- Records supplied -
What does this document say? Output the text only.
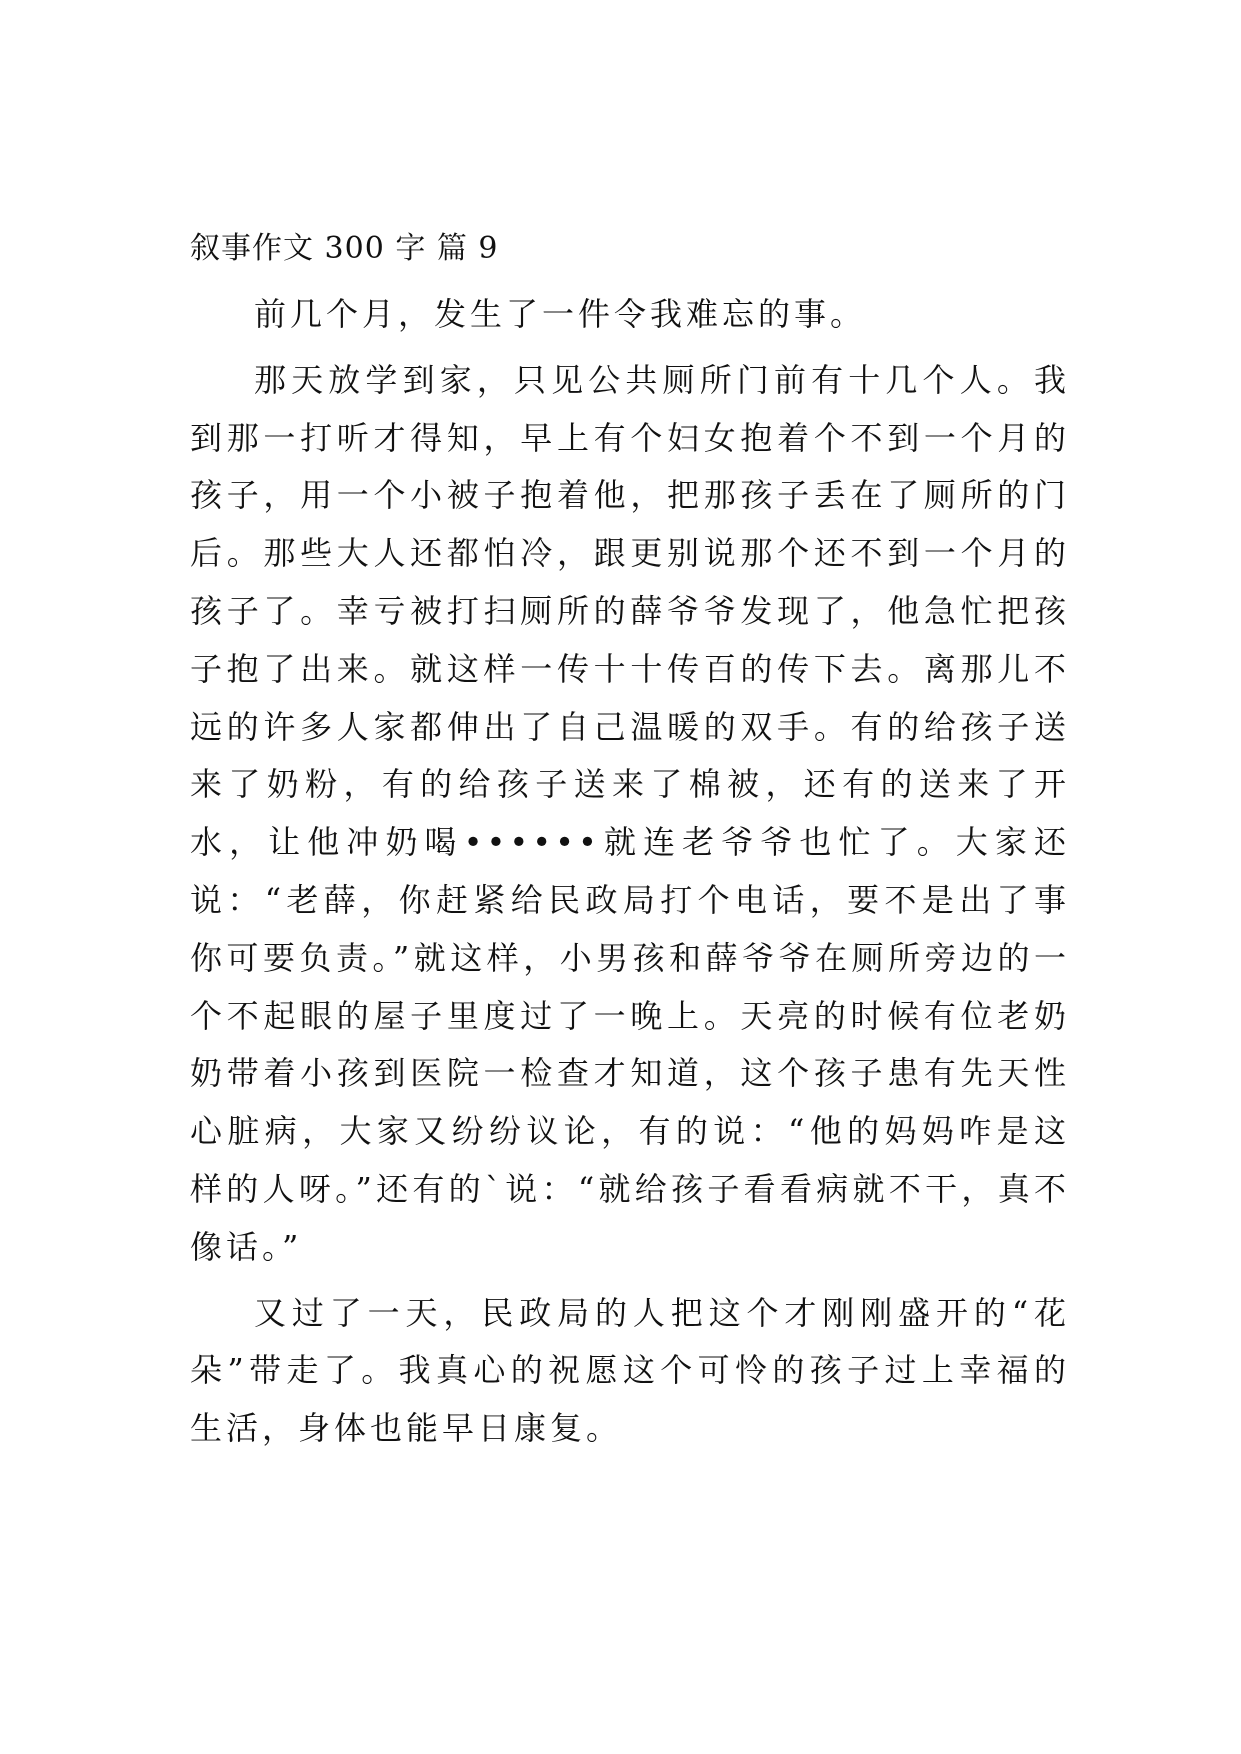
叙事作文 300 字 篇 9

前几个月，发生了一件令我难忘的事。

那天放学到家，只见公共厕所门前有十几个人。我到那一打听才得知，早上有个妇女抱着个不到一个月的孩子，用一个小被子抱着他，把那孩子丢在了厕所的门后。那些大人还都怕冷，跟更别说那个还不到一个月的孩子了。幸亏被打扫厕所的薛爷爷发现了，他急忙把孩子抱了出来。就这样一传十十传百的传下去。离那儿不远的许多人家都伸出了自己温暖的双手。有的给孩子送来了奶粉，有的给孩子送来了棉被，还有的送来了开水，让他冲奶喝••••••就连老爷爷也忙了。大家还说：“老薛，你赶紧给民政局打个电话，要不是出了事你可要负责。”就这样，小男孩和薛爷爷在厕所旁边的一个不起眼的屋子里度过了一晚上。天亮的时候有位老奶奶带着小孩到医院一检查才知道，这个孩子患有先天性心脏病，大家又纷纷议论，有的说：“他的妈妈咋是这样的人呀。”还有的`说：“就给孩子看看病就不干，真不像话。”

又过了一天，民政局的人把这个才刚刚盛开的“花朵”带走了。我真心的祝愿这个可怜的孩子过上幸福的生活，身体也能早日康复。
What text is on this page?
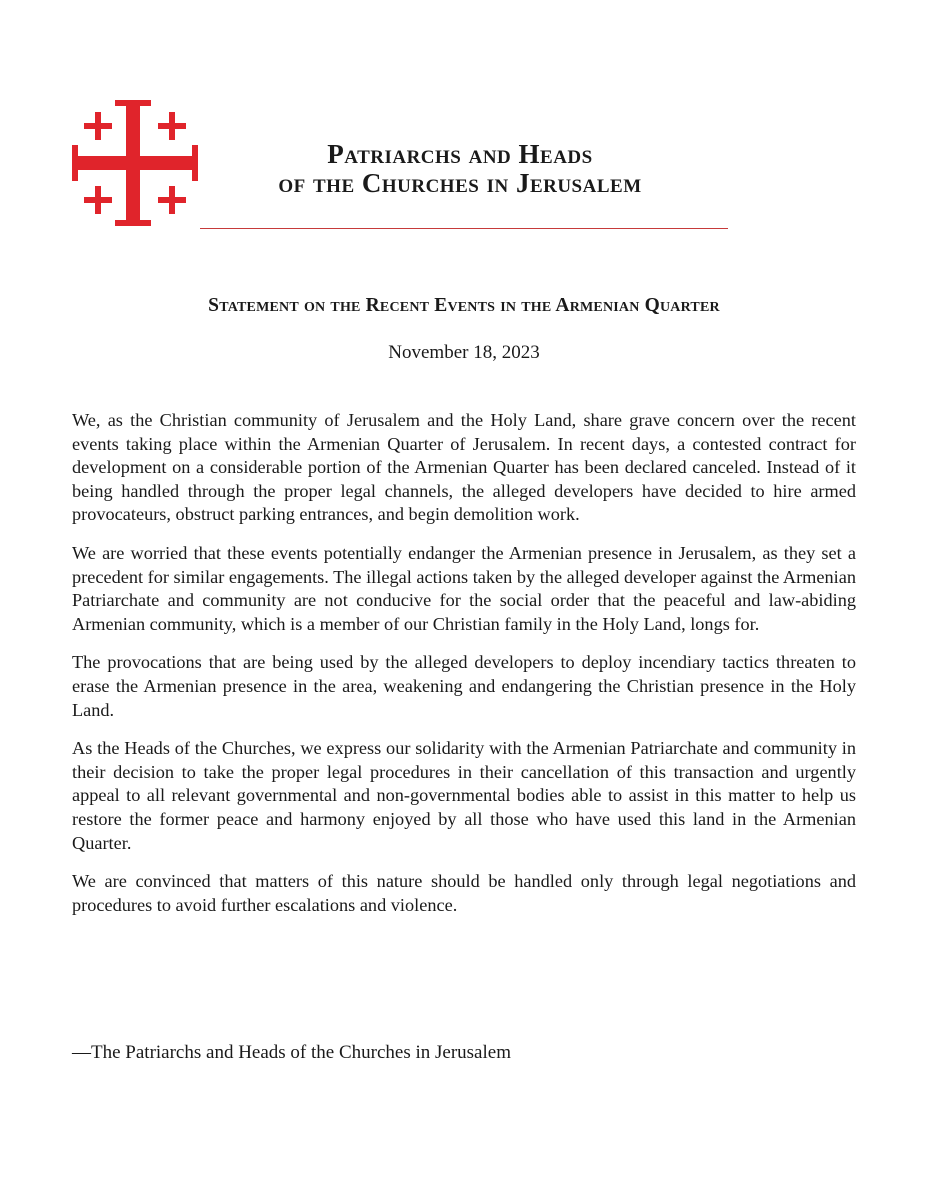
Patriarchs and Heads
of the Churches in Jerusalem
Statement on the Recent Events in the Armenian Quarter
November 18, 2023

We, as the Christian community of Jerusalem and the Holy Land, share grave concern over the recent events taking place within the Armenian Quarter of Jerusalem. In recent days, a contested contract for development on a considerable portion of the Armenian Quarter has been declared canceled. Instead of it being handled through the proper legal channels, the alleged developers have decided to hire armed provocateurs, obstruct parking entrances, and begin demolition work.

We are worried that these events potentially endanger the Armenian presence in Jerusalem, as they set a precedent for similar engagements. The illegal actions taken by the alleged developer against the Armenian Patriarchate and community are not conducive for the social order that the peaceful and law-abiding Armenian community, which is a member of our Christian family in the Holy Land, longs for.

The provocations that are being used by the alleged developers to deploy incendiary tactics threaten to erase the Armenian presence in the area, weakening and endangering the Christian presence in the Holy Land.

As the Heads of the Churches, we express our solidarity with the Armenian Patriarchate and community in their decision to take the proper legal procedures in their cancellation of this transaction and urgently appeal to all relevant governmental and non-governmental bodies able to assist in this matter to help us restore the former peace and harmony enjoyed by all those who have used this land in the Armenian Quarter.

We are convinced that matters of this nature should be handled only through legal negotiations and procedures to avoid further escalations and violence.

—The Patriarchs and Heads of the Churches in Jerusalem
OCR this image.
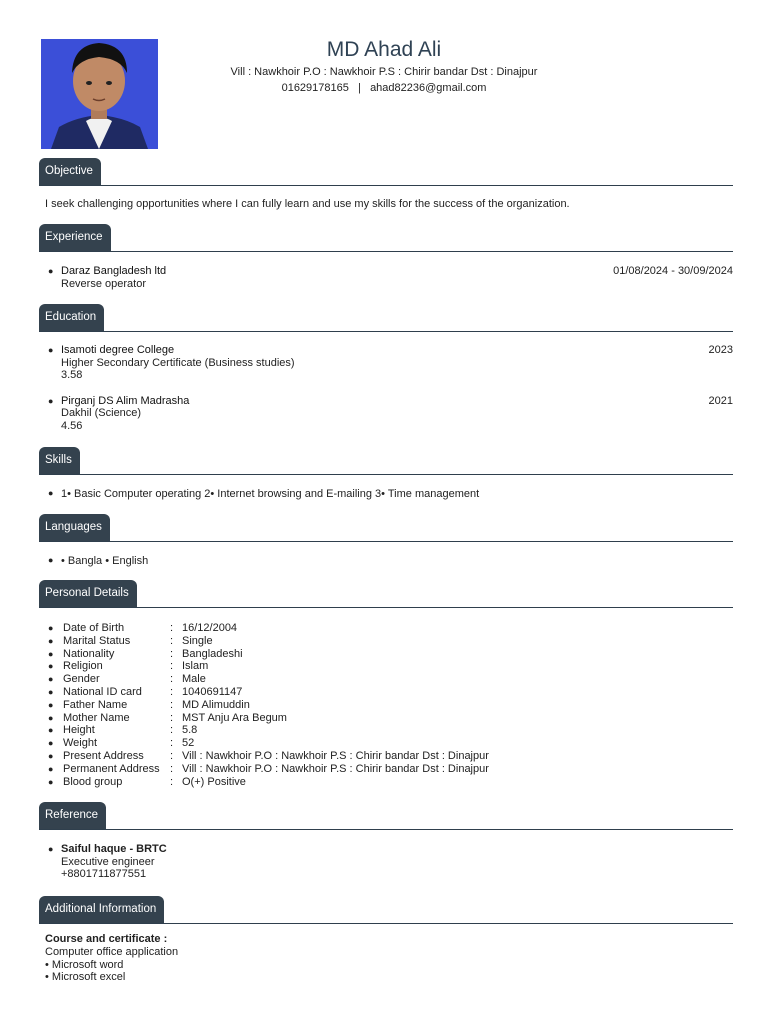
MD Ahad Ali
Vill : Nawkhoir P.O : Nawkhoir P.S : Chirir bandar Dst : Dinajpur
01629178165   |   ahad82236@gmail.com
Objective
I seek challenging opportunities where I can fully learn and use my skills for the success of the organization.
Experience
● Daraz Bangladesh ltd
Reverse operator
01/08/2024 - 30/09/2024
Education
● Isamoti degree College
Higher Secondary Certificate (Business studies)
3.58
2023
● Pirganj DS Alim Madrasha
Dakhil (Science)
4.56
2021
Skills
● 1• Basic Computer operating 2• Internet browsing and E-mailing 3• Time management
Languages
● • Bangla • English
Personal Details
●	Date of Birth	:	16/12/2004
●	Marital Status	:	Single
●	Nationality	:	Bangladeshi
●	Religion	:	Islam
●	Gender	:	Male
●	National ID card	:	1040691147
●	Father Name	:	MD Alimuddin
●	Mother Name	:	MST Anju Ara Begum
●	Height	:	5.8
●	Weight	:	52
●	Present Address	:	Vill : Nawkhoir P.O : Nawkhoir P.S : Chirir bandar Dst : Dinajpur
●	Permanent Address	:	Vill : Nawkhoir P.O : Nawkhoir P.S : Chirir bandar Dst : Dinajpur
●	Blood group	:	O(+) Positive
Reference
● Saiful haque - BRTC
Executive engineer
+8801711877551
Additional Information
Course and certificate :
Computer office application
• Microsoft word
• Microsoft excel
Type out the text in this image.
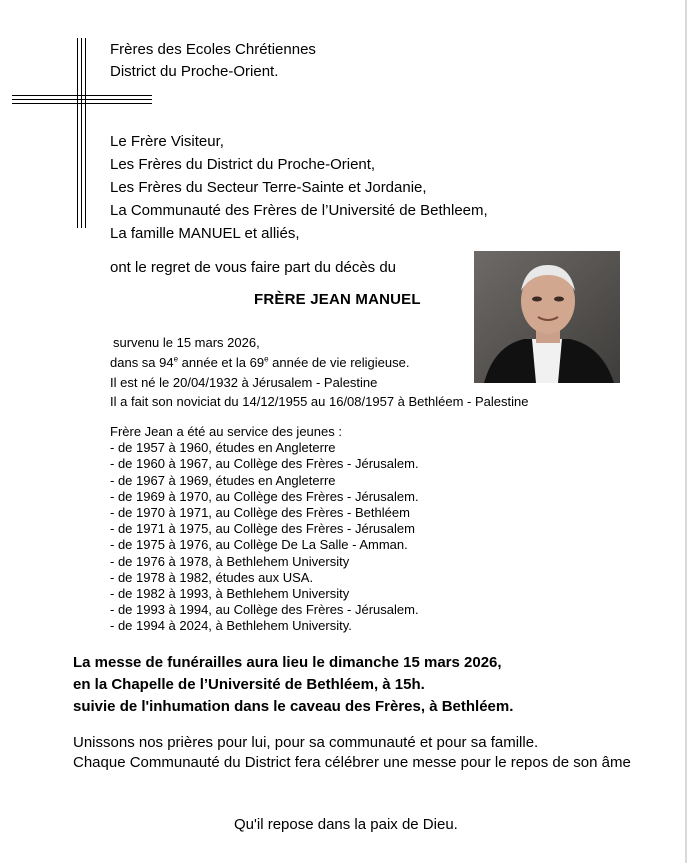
Frères des Ecoles Chrétiennes
District du Proche-Orient.
Le Frère Visiteur,
Les Frères du District du Proche-Orient,
Les Frères du Secteur Terre-Sainte et Jordanie,
La Communauté des Frères de l’Université de Bethleem,
La famille MANUEL et alliés,
ont le regret de vous faire part du décès du
FRÈRE JEAN MANUEL
survenu le 15 mars 2026,
dans sa 94e année et la 69e année de vie religieuse.
Il est né le 20/04/1932 à Jérusalem - Palestine
Il a fait son noviciat du 14/12/1955 au 16/08/1957 à Bethléem - Palestine
Frère Jean a été au service des jeunes :
- de 1957 à 1960, études en Angleterre
- de 1960 à 1967, au Collège des Frères - Jérusalem.
- de 1967 à 1969, études en Angleterre
- de 1969 à 1970, au Collège des Frères - Jérusalem.
- de 1970 à 1971, au Collège des Frères - Bethléem
- de 1971 à 1975, au Collège des Frères - Jérusalem
- de 1975 à 1976, au Collège De La Salle - Amman.
- de 1976 à 1978, à Bethlehem University
- de 1978 à 1982, études aux USA.
- de 1982 à 1993, à Bethlehem University
- de 1993 à 1994, au Collège des Frères - Jérusalem.
- de 1994 à 2024, à Bethlehem University.
La messe de funérailles aura lieu le dimanche 15 mars 2026,
en la Chapelle de l’Université de Bethléem, à 15h.
suivie de l'inhumation dans le caveau des Frères, à Bethléem.
Unissons nos prières pour lui, pour sa communauté et pour sa famille.
Chaque Communauté du District fera célébrer une messe pour le repos de son âme
Qu'il repose dans la paix de Dieu.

- Your task -
Show the lines that mention the word "Orient".

- Full answer -
District du Proche-Orient.
Les Frères du District du Proche-Orient,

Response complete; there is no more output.